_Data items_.
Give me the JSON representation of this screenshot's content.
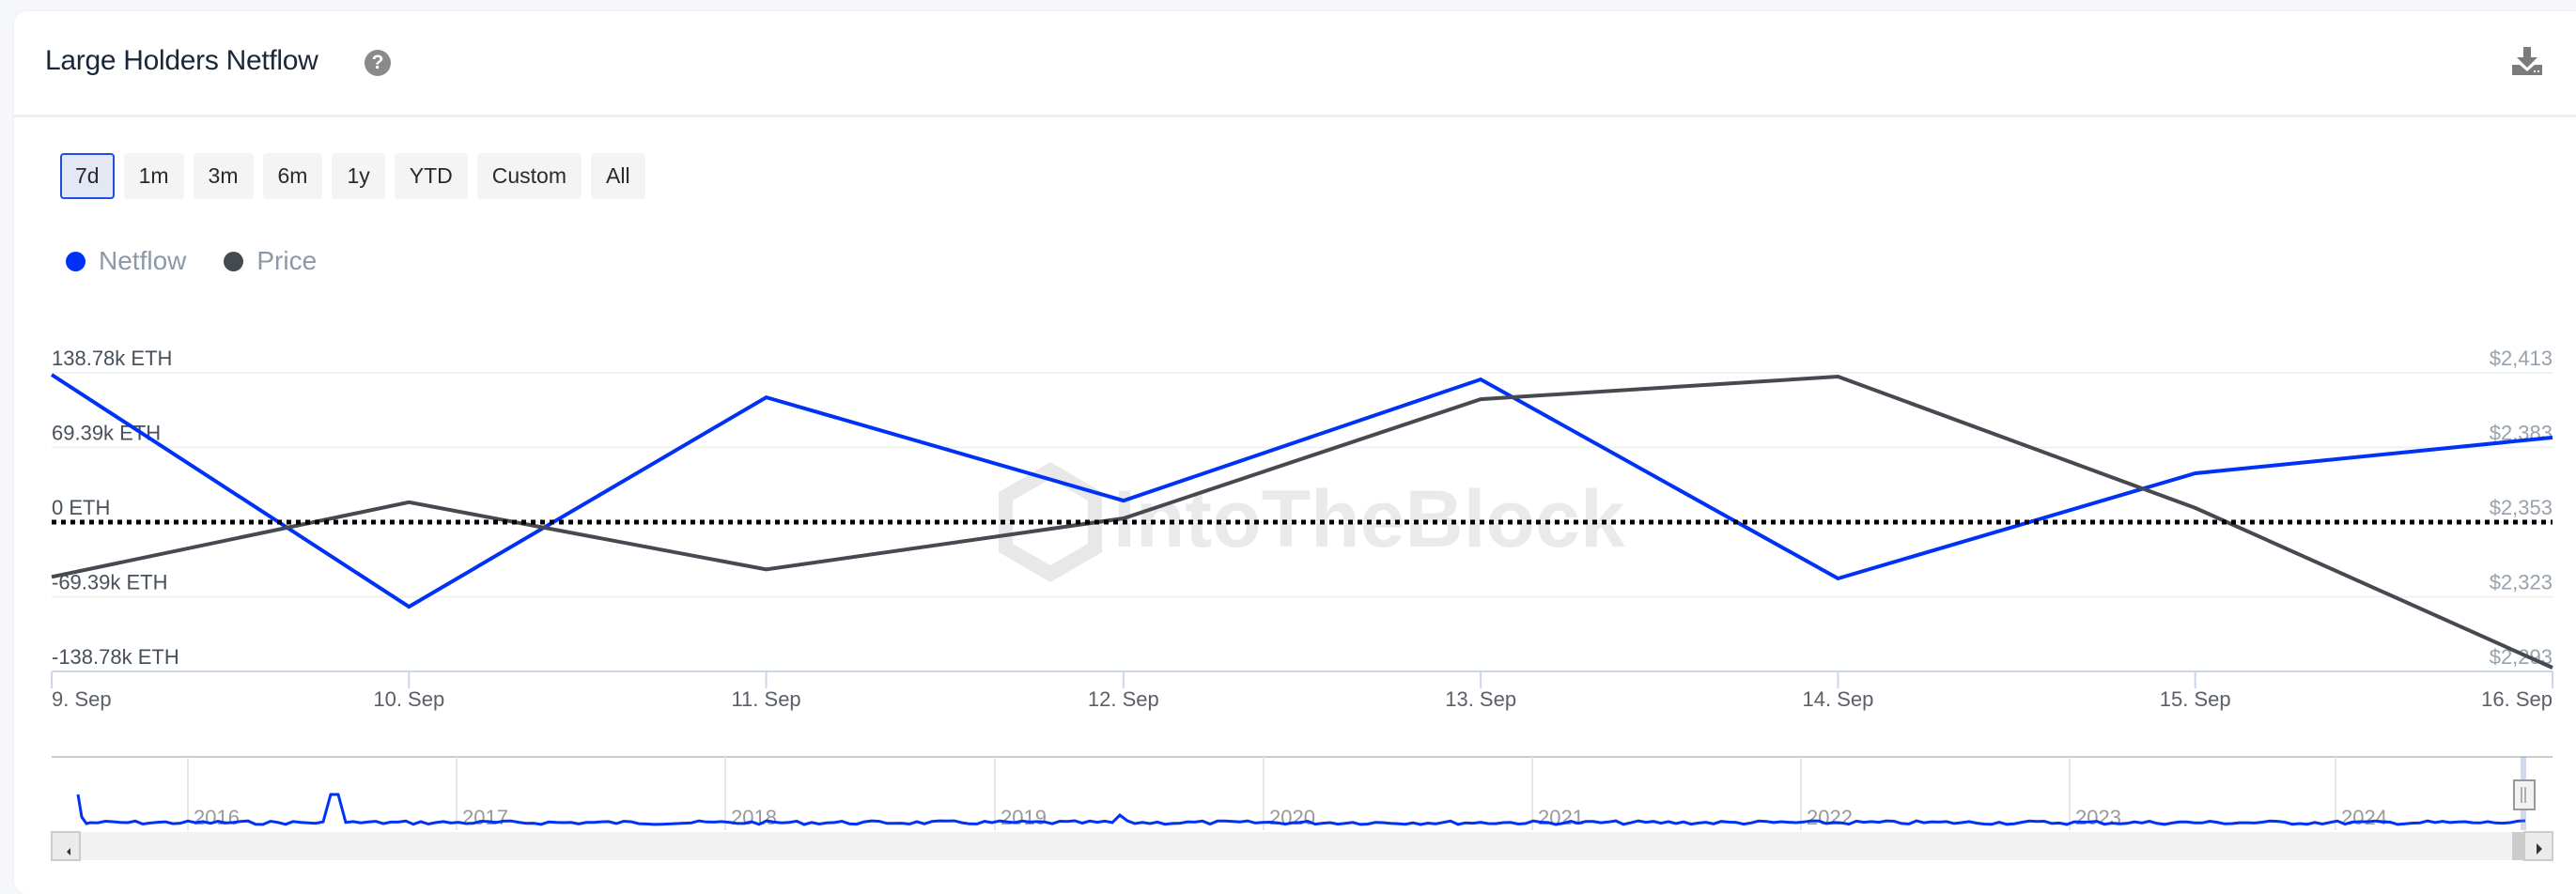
{
  "card": {
    "title": "Large Holders Netflow",
    "help_icon": "question-circle-icon",
    "download_icon": "download-icon"
  },
  "ranges": [
    {
      "label": "7d",
      "active": true
    },
    {
      "label": "1m",
      "active": false
    },
    {
      "label": "3m",
      "active": false
    },
    {
      "label": "6m",
      "active": false
    },
    {
      "label": "1y",
      "active": false
    },
    {
      "label": "YTD",
      "active": false
    },
    {
      "label": "Custom",
      "active": false
    },
    {
      "label": "All",
      "active": false
    }
  ],
  "legend": [
    {
      "label": "Netflow",
      "color": "#0032f5"
    },
    {
      "label": "Price",
      "color": "#454a50"
    }
  ],
  "watermark": "IntoTheBlock",
  "chart_data": {
    "type": "line",
    "title": "Large Holders Netflow",
    "x": [
      "9. Sep",
      "10. Sep",
      "11. Sep",
      "12. Sep",
      "13. Sep",
      "14. Sep",
      "15. Sep",
      "16. Sep"
    ],
    "series": [
      {
        "name": "Netflow",
        "axis": "left",
        "unit": "ETH",
        "color": "#0032f5",
        "values": [
          137000,
          -78600,
          116000,
          20000,
          132700,
          -52400,
          45400,
          78600
        ]
      },
      {
        "name": "Price",
        "axis": "right",
        "unit": "USD",
        "color": "#454a50",
        "values": [
          2331,
          2361,
          2334,
          2354.5,
          2402.4,
          2411.5,
          2358.7,
          2294.5
        ]
      }
    ],
    "y_left": {
      "range": [
        -138780,
        138780
      ],
      "ticks": [
        138780,
        69390,
        0,
        -69390,
        -138780
      ],
      "tick_labels": [
        "138.78k ETH",
        "69.39k ETH",
        "0 ETH",
        "-69.39k ETH",
        "-138.78k ETH"
      ]
    },
    "y_right": {
      "range": [
        2293,
        2413
      ],
      "ticks": [
        2413,
        2383,
        2353,
        2323,
        2293
      ],
      "tick_labels": [
        "$2,413",
        "$2,383",
        "$2,353",
        "$2,323",
        "$2,293"
      ]
    },
    "zero_line": "dotted",
    "grid": true,
    "legend_position": "top-left",
    "navigator": {
      "years": [
        "2016",
        "2017",
        "2018",
        "2019",
        "2020",
        "2021",
        "2022",
        "2023",
        "2024"
      ],
      "series_name": "Netflow"
    }
  }
}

_WHAT IS NEEDED_.
Gather each line in the data that holds the string "icon".

_ANSWER TO THIS EXERCISE_.
    "help_icon": "question-circle-icon",
    "download_icon": "download-icon"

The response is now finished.